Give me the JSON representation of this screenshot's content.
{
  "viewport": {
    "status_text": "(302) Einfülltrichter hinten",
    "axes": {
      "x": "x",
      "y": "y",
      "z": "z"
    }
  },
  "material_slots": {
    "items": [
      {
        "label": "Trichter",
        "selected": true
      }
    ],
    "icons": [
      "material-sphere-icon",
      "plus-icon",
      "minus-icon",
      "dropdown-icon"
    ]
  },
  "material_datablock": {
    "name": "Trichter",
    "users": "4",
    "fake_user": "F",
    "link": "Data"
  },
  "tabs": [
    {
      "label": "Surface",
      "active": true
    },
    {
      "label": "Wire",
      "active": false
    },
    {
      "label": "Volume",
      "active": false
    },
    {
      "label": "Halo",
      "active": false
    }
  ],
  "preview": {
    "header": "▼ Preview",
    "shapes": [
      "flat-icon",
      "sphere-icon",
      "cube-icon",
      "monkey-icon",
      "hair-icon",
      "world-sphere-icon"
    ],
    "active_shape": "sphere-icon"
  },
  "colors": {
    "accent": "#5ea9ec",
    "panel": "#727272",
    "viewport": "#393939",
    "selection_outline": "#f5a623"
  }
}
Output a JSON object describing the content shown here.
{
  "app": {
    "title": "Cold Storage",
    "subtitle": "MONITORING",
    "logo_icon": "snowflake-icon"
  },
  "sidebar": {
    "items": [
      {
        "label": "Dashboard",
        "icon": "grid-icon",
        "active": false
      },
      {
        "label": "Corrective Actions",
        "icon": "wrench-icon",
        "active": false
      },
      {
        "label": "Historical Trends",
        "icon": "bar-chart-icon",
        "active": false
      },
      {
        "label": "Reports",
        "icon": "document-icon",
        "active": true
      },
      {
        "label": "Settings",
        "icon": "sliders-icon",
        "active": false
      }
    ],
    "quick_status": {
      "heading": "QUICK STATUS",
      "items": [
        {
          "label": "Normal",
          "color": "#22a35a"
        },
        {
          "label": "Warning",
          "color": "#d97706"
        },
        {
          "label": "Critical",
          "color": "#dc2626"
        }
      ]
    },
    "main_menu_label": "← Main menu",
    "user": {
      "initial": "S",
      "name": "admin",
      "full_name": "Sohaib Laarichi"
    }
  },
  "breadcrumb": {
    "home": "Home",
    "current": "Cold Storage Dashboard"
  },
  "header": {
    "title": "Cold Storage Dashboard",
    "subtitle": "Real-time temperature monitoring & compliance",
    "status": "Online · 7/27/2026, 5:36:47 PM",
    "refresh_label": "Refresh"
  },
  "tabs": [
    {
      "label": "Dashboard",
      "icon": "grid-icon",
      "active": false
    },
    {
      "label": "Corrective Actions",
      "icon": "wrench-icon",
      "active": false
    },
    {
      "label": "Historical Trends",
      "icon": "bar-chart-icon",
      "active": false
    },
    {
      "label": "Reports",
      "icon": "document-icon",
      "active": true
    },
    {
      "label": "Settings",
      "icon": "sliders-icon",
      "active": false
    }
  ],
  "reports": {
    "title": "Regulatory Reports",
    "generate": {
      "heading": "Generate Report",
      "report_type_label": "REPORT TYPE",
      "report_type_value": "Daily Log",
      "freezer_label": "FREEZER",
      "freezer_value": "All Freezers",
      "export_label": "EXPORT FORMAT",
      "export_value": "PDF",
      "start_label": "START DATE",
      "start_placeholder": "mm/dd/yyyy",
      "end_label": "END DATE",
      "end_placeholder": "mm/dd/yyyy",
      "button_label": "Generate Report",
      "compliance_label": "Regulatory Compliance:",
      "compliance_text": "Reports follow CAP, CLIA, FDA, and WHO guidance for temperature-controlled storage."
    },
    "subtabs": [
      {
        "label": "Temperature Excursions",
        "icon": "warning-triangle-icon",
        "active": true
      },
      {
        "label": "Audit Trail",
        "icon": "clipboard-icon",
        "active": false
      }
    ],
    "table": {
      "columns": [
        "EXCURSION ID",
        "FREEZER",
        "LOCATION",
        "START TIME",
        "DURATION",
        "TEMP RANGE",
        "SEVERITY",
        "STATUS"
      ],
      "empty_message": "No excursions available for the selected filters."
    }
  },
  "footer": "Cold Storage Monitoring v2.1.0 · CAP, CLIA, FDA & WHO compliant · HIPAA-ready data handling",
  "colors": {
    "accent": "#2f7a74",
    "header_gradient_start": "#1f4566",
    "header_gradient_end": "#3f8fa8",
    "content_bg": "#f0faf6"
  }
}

SET EXERCISE: Copy out each line of the material that holds the word "heading".

FULL RESPONSE:
      "heading": "QUICK STATUS",
      "heading": "Generate Report",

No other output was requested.